§ **PROBLEM DESCRIPTION**: Find each line holding "Undisturbed" and copy it out.
==== DATA SECTION ====
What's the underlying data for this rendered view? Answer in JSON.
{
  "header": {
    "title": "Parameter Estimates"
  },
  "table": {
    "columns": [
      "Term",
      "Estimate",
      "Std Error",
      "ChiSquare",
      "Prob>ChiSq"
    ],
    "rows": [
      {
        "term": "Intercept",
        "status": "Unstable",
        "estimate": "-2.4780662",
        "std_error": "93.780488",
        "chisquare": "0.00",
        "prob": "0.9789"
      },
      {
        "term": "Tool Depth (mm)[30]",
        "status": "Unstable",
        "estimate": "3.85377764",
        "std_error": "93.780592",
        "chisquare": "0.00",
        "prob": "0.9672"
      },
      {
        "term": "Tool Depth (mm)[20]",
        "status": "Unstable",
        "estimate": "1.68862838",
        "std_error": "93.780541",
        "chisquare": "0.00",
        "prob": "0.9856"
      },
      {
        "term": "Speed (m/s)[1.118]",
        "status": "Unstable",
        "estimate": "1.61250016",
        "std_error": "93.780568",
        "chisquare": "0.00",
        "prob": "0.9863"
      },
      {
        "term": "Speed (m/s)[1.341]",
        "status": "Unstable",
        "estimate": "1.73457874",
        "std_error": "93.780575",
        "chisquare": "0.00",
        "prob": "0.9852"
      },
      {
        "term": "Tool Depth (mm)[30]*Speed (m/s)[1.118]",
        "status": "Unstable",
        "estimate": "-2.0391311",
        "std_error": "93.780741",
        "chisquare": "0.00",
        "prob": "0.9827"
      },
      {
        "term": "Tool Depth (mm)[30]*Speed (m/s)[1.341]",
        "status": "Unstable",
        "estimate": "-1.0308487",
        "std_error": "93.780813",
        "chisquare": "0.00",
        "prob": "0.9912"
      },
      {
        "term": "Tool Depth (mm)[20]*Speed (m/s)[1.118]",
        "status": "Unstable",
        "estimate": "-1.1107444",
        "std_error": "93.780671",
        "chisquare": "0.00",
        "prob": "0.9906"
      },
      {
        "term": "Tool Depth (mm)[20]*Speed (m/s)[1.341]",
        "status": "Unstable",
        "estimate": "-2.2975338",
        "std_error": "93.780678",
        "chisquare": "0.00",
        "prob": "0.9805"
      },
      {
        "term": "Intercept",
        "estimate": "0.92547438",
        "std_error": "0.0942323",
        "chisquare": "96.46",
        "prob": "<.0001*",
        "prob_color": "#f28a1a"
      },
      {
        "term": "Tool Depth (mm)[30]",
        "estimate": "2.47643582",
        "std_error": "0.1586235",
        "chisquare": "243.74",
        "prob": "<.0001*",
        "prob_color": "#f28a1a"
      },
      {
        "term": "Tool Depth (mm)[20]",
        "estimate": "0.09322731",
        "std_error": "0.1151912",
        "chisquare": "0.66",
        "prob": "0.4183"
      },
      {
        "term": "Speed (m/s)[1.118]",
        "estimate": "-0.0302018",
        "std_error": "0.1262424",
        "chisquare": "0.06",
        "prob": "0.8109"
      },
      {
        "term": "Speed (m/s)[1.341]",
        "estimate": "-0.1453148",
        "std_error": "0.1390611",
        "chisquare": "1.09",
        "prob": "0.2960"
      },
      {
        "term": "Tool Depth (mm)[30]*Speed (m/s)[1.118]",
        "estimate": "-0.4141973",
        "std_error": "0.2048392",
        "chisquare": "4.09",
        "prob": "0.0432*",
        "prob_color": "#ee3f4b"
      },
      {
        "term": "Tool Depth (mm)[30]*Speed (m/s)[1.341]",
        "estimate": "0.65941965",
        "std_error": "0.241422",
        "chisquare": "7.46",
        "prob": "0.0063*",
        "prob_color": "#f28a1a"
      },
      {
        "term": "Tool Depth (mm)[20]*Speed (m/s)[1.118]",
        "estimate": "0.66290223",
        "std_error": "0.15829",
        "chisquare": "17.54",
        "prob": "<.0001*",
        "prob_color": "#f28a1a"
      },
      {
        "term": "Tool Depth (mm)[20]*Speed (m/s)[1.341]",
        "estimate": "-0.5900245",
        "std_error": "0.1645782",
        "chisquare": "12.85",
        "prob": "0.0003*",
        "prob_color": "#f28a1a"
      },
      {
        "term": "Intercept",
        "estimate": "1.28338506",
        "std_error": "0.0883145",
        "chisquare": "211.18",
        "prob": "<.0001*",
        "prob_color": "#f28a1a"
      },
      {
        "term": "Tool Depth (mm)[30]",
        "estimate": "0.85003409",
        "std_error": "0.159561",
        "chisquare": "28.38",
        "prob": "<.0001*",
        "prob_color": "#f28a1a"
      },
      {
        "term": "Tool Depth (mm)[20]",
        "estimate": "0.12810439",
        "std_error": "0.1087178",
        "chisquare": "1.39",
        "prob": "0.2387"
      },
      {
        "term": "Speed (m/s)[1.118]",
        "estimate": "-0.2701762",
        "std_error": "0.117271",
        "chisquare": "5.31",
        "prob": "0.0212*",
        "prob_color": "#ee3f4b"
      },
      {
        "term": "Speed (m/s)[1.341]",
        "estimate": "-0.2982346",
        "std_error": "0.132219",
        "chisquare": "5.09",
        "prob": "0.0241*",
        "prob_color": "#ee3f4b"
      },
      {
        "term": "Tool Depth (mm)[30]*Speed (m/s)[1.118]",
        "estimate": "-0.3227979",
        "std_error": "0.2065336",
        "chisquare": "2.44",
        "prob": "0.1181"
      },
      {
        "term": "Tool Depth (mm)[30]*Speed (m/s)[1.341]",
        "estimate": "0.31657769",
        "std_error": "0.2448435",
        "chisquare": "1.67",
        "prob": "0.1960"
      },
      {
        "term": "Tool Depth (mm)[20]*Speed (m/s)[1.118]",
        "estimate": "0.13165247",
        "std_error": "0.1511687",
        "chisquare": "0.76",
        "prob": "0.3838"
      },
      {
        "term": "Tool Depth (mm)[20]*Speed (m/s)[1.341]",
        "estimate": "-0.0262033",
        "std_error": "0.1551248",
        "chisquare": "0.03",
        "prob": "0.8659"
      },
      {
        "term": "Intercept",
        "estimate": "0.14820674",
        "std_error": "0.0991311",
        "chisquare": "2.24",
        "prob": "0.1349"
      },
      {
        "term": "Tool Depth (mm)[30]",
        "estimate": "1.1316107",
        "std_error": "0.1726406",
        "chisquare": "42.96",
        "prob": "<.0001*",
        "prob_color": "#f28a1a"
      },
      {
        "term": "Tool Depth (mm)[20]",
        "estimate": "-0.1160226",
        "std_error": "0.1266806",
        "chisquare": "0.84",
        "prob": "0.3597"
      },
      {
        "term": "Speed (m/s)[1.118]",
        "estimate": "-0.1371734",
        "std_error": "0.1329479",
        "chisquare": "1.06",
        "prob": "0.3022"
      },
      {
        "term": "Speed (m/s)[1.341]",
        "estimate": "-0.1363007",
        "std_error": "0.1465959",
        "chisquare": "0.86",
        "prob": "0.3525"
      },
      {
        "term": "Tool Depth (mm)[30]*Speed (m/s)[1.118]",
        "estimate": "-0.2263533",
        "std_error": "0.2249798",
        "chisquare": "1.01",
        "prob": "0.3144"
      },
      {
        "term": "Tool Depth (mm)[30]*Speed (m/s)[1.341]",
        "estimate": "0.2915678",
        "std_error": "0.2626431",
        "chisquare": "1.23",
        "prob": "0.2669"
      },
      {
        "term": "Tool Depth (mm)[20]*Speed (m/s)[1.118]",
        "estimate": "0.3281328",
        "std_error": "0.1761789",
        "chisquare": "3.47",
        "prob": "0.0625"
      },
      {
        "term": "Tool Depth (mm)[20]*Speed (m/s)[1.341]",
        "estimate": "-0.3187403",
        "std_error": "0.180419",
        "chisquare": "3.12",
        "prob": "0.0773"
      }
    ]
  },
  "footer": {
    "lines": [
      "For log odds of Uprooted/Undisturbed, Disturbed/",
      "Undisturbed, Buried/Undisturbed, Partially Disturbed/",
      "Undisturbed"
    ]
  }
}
====
§ **SOLUTION FOR THIS EXERCISE**:
      "For log odds of Uprooted/Undisturbed, Disturbed/",
      "Undisturbed, Buried/Undisturbed, Partially Disturbed/",
      "Undisturbed"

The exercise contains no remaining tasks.